Copy every line that contains the string "screenshot" from the entries below.

• Exercise inputs:
═══

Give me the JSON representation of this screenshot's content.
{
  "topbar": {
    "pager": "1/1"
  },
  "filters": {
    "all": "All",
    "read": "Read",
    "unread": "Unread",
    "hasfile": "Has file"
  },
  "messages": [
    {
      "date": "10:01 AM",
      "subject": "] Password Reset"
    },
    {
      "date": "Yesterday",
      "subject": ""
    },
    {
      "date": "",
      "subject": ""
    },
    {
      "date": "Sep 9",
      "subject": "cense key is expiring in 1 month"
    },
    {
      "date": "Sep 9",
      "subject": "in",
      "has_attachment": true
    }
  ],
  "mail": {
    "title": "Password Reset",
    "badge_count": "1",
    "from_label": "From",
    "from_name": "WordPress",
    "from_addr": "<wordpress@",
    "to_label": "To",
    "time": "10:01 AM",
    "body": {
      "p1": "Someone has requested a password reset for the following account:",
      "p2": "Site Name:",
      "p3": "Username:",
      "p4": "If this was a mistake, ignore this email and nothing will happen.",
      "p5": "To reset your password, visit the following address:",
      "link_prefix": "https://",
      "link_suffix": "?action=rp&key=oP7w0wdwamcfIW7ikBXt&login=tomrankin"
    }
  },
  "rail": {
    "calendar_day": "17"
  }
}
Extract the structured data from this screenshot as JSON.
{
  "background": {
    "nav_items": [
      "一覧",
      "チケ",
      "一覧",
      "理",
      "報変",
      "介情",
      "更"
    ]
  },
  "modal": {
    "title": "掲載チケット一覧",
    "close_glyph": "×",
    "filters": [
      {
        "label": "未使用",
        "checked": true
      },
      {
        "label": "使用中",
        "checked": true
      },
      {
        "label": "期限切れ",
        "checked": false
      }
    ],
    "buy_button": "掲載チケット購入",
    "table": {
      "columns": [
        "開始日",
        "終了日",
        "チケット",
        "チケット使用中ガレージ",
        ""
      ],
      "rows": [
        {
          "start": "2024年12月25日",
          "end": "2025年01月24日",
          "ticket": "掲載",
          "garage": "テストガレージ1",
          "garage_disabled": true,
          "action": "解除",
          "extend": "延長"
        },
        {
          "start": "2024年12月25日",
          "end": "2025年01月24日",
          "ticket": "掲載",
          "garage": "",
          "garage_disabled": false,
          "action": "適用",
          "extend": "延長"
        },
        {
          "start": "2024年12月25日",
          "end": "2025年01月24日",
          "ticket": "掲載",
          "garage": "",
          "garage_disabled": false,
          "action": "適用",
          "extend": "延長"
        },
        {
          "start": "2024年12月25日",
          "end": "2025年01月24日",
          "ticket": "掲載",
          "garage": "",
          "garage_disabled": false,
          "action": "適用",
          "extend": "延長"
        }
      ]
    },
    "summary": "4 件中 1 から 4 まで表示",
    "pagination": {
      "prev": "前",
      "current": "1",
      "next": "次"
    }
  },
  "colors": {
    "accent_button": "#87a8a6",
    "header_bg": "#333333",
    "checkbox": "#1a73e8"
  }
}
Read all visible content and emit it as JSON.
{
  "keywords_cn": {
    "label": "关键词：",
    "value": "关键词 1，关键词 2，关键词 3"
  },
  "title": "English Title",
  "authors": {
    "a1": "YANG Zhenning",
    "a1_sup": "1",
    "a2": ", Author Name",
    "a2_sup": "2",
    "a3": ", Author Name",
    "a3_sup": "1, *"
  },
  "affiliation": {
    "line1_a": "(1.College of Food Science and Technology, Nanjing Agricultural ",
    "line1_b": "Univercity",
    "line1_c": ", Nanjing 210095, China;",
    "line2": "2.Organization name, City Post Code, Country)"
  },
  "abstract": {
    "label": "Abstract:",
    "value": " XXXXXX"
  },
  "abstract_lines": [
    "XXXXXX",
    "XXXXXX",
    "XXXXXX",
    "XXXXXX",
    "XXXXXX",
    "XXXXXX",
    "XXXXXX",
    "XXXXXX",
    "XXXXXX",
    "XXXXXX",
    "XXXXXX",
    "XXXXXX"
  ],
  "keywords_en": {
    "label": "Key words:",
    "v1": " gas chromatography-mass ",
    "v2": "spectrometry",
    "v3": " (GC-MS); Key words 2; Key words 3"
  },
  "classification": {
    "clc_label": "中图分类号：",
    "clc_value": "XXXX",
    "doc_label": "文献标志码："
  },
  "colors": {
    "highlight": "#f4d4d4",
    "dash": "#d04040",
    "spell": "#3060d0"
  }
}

═══

• Task solution:
Give me the JSON representation of this screenshot's content.
Extract the structured data from this screenshot as JSON.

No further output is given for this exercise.